▶ _Exercise brief_
Answer these from the USAFE interdependence article:
(a) How many countries does USAFE span?
(b) Which German organization assisted with base security?
(c) How many C-130s were involved in the Pakistan assistance?

COMUSAFE explains importance of interdependence

  • Published
  • By 1st Lt. Elizabeth Culbertson
  • USAFE News Service
The commander of U.S. Air Forces in Europe addressed the importance of interdependence in the continuing fight for freedom at the Air Force Association Air Warfare Symposium Feb. 2.

General Tom Hobbins, echoing a common theme in the symposium, emphasized the need for multinational cooperation in military operations.

“Interdependence is, in fact, a way of life. We work together, we live together, we fight together. For 64 years, this has been a way of life for us.” he said.

USAFE, which spans 91 countries and three continents, is proof of successful multinational partnerships, said General Hobbins.

“We have a theater that has delivered proven coalition forces,” he said. “Seventeen of 22 Operation Iraqi Freedom coalition members and 12 of 19 Operation Enduring Freedom coalition members are all from this theater.”

The general added that, in the wake of 9/11 and the terrorist bombings in Madrid, London and Istanbul, the relationships that had been fostered between allies could be clearly seen, for example in the launching of NATO Airborne Warning and Control System aircraft during Operation Noble Eagle. The NATO deployment to the United States allowed the American military to use U.S. AWACS aircraft in Operation Enduring Freedom.

“Active engagement pays off when it counts -- in the global war,” he said.

As a commander with four distinct hats, General Hobbins is familiar with the necessity for cooperation. He serves as commander of NATO Allied Air Component Command Ramstein, Director of the Joint Air Power Competence Center, commander of the air component to EUCOM and, of course, as USAFE commander.

“Regardless of which hat I wear, I’m out to fly, fight and win as a valued and recognized member of an interdependent team of allies -- joint services and coalition,” he said.

The general cited the success of working partnerships in the command, such as the German Bundeswehr assisting with base security.

“Really what we’re building is trust and confidence through this daily interaction amongst our allies,” he said. “We’ve capitalized on our collective strengths.”

Another example of a successful partnership, said General Hobbins, is the NATO Response Force’s support to Hurricane Katrina and Pakistan earthquake victims.

“In Pakistan, there were 42 nations involved offering assistance, over 1,000 troops, 11 C-130s from six different nations - Denmark, France, Greece, Italy, Turkey and England. We even managed to send a mobile NATO medical team ... helping more than 2,000 patients,” said the general.

The general spoke about NATO’s contributions to stability operations in Afghanistan and the importance of adopting a strategic expeditionary mindset.

“We have to look at this international security system,” said General Hobbins. “Thirty-eight NATO and Partnership for Peace nations are participating (in Afghanistan) in stability operations ... as we will see later this year, that (number of participants in) stability ops will grow. We’ll actually have 16,500 NATO and Partnership for Peace troops ... setting up provincial reconstruction teams.”

The coalition’s air policing mission, said the general, is another example of multinational cooperation with an emphasis on command and control.

Items from a data source:
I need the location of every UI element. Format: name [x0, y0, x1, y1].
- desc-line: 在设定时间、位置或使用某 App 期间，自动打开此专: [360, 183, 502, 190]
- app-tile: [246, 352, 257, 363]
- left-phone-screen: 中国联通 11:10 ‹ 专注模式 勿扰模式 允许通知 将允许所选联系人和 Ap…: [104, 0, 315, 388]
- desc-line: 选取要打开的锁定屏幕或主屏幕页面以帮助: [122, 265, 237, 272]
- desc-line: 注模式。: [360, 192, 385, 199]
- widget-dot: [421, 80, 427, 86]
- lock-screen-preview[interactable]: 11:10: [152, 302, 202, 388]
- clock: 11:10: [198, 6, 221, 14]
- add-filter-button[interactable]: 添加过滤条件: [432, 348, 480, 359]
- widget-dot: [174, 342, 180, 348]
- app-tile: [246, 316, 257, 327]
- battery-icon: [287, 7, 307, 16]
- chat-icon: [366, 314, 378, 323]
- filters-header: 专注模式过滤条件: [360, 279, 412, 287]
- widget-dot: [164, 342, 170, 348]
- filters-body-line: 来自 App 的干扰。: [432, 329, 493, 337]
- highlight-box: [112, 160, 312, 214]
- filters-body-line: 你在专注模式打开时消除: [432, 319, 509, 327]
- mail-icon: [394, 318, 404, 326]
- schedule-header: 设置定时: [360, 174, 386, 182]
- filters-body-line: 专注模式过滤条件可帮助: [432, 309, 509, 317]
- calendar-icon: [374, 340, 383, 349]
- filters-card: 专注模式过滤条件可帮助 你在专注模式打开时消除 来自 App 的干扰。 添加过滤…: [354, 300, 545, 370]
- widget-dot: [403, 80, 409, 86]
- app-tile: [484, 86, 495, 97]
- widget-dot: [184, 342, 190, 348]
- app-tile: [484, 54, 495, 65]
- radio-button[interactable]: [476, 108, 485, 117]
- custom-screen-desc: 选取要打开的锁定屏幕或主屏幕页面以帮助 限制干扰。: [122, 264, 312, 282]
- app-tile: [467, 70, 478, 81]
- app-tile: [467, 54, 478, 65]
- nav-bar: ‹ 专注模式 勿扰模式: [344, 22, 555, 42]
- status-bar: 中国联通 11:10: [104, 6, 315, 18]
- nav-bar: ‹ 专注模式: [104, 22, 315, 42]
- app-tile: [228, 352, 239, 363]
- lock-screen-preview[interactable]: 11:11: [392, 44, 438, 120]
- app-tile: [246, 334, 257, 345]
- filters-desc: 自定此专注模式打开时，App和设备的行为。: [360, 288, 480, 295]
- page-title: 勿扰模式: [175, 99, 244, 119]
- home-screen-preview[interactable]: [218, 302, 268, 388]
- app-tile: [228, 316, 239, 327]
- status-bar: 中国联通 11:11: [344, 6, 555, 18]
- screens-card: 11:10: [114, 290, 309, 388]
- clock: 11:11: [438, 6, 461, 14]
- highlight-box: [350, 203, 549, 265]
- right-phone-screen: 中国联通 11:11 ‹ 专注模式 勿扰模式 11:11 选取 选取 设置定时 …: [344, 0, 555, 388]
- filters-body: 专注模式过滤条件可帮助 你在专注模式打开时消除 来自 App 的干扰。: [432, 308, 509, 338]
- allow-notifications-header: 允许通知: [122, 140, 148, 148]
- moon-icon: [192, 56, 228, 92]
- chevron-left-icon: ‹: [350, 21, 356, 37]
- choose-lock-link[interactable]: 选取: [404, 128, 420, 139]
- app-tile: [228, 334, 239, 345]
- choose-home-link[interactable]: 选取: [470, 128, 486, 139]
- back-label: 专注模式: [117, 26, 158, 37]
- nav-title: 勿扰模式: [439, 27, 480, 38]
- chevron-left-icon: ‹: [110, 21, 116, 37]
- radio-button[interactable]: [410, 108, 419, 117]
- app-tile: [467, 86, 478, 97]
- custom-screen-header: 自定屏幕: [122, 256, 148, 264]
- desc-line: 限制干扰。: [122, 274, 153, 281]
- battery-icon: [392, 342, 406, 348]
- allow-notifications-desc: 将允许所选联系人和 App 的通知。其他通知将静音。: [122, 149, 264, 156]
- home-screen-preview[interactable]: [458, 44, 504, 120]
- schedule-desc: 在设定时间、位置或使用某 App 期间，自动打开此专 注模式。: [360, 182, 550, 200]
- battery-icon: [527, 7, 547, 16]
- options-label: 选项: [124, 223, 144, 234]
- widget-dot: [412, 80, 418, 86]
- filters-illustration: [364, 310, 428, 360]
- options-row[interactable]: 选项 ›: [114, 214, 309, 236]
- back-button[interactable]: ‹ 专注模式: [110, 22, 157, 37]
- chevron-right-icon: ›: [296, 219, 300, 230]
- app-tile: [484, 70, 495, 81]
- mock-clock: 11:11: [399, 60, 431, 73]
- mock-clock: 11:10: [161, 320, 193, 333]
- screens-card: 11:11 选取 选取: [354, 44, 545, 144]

▶ _Solution_
(a) 91 countries
(b) The German Bundeswehr
(c) 11 C-130s